** ROWS **
[start]

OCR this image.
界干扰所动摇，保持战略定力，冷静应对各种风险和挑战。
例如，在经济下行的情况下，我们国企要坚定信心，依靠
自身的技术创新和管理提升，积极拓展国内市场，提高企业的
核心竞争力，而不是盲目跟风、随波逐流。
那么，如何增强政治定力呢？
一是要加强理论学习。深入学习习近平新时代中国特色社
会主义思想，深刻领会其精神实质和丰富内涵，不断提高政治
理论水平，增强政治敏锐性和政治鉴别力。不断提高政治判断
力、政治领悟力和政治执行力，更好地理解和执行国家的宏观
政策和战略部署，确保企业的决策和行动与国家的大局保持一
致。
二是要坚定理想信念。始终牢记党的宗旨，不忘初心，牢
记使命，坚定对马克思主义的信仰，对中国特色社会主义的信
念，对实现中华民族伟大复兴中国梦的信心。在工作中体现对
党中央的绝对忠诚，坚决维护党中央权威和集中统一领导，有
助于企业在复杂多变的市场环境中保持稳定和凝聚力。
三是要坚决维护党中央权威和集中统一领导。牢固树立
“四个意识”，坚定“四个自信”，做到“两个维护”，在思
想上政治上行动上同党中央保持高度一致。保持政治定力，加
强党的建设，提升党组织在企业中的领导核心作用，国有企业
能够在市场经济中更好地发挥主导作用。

[end]

** PROBLEM **
Extract all lines as given.

** THE OUTPUT **
OCR this image.
界干扰所动摇，保持战略定力，冷静应对各种风险和挑战。
例如，在经济下行的情况下，我们国企要坚定信心，依靠
自身的技术创新和管理提升，积极拓展国内市场，提高企业的
核心竞争力，而不是盲目跟风、随波逐流。
那么，如何增强政治定力呢？
一是要加强理论学习。深入学习习近平新时代中国特色社
会主义思想，深刻领会其精神实质和丰富内涵，不断提高政治
理论水平，增强政治敏锐性和政治鉴别力。不断提高政治判断
力、政治领悟力和政治执行力，更好地理解和执行国家的宏观
政策和战略部署，确保企业的决策和行动与国家的大局保持一
致。
二是要坚定理想信念。始终牢记党的宗旨，不忘初心，牢
记使命，坚定对马克思主义的信仰，对中国特色社会主义的信
念，对实现中华民族伟大复兴中国梦的信心。在工作中体现对
党中央的绝对忠诚，坚决维护党中央权威和集中统一领导，有
助于企业在复杂多变的市场环境中保持稳定和凝聚力。
三是要坚决维护党中央权威和集中统一领导。牢固树立
“四个意识”，坚定“四个自信”，做到“两个维护”，在思
想上政治上行动上同党中央保持高度一致。保持政治定力，加
强党的建设，提升党组织在企业中的领导核心作用，国有企业
能够在市场经济中更好地发挥主导作用。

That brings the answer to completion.